■ **WHAT YOU WILL DO**:
Pick out every line with the word "this" and copy it.

■ **THE INPUT**:
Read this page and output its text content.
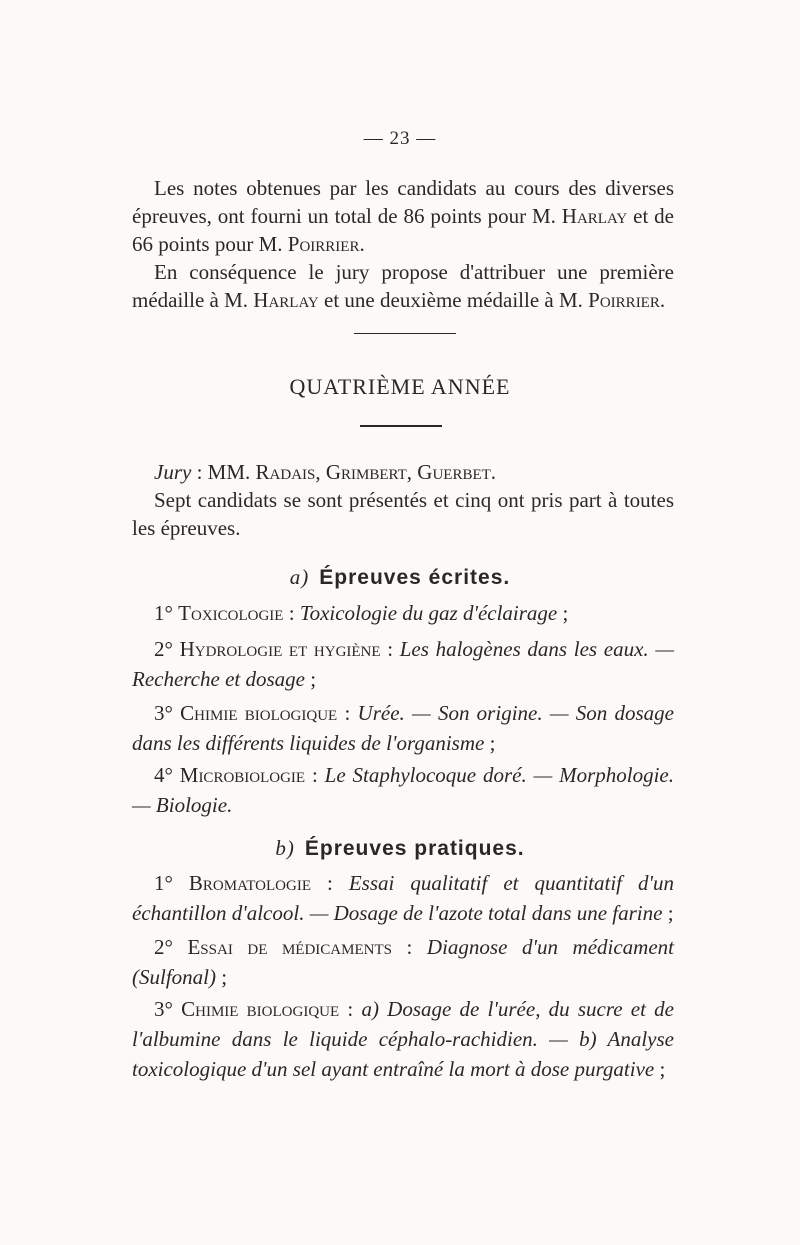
— 23 —

Les notes obtenues par les candidats au cours des diverses épreuves, ont fourni un total de 86 points pour M. Harlay et de 66 points pour M. Poirrier.

En conséquence le jury propose d'attribuer une première médaille à M. Harlay et une deuxième médaille à M. Poirrier.

QUATRIÈME ANNÉE

Jury : MM. Radais, Grimbert, Guerbet.

Sept candidats se sont présentés et cinq ont pris part à toutes les épreuves.

a) Épreuves écrites.

1° Toxicologie : Toxicologie du gaz d'éclairage ;

2° Hydrologie et hygiène : Les halogènes dans les eaux. — Recherche et dosage ;

3° Chimie biologique : Urée. — Son origine. — Son dosage dans les différents liquides de l'organisme ;

4° Microbiologie : Le Staphylocoque doré. — Morphologie. — Biologie.

b) Épreuves pratiques.

1° Bromatologie : Essai qualitatif et quantitatif d'un échantillon d'alcool. — Dosage de l'azote total dans une farine ;

2° Essai de médicaments : Diagnose d'un médicament (Sulfonal) ;

3° Chimie biologique : a) Dosage de l'urée, du sucre et de l'albumine dans le liquide céphalo-rachidien. — b) Analyse toxicologique d'un sel ayant entraîné la mort à dose purgative ;
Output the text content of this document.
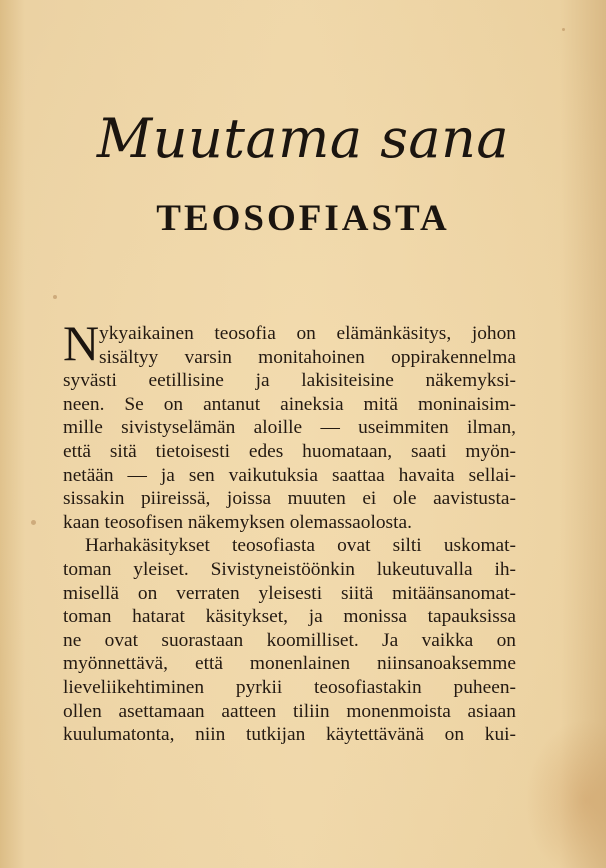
Muutama sana
TEOSOFIASTA
N ykyaikainen teosofia on elämänkäsitys, johon
sisältyy varsin monitahoinen oppirakennelma
syvästi eetillisine ja lakisiteisine näkemyksi-
neen. Se on antanut aineksia mitä moninaisim-
mille sivistyselämän aloille — useimmiten ilman,
että sitä tietoisesti edes huomataan, saati myön-
netään — ja sen vaikutuksia saattaa havaita sellai-
sissakin piireissä, joissa muuten ei ole aavistusta-
kaan teosofisen näkemyksen olemassaolosta.
Harhakäsitykset teosofiasta ovat silti uskomat-
toman yleiset. Sivistyneistöönkin lukeutuvalla ih-
misellä on verraten yleisesti siitä mitäänsanomat-
toman hatarat käsitykset, ja monissa tapauksissa
ne ovat suorastaan koomilliset. Ja vaikka on
myönnettävä, että monenlainen niinsanoaksemme
lieveliikehtiminen pyrkii teosofiastakin puheen-
ollen asettamaan aatteen tiliin monenmoista asiaan
kuulumatonta, niin tutkijan käytettävänä on kui-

■ **FINAL RESULT**:
Read this page and output its text content.
Output the text content of this document.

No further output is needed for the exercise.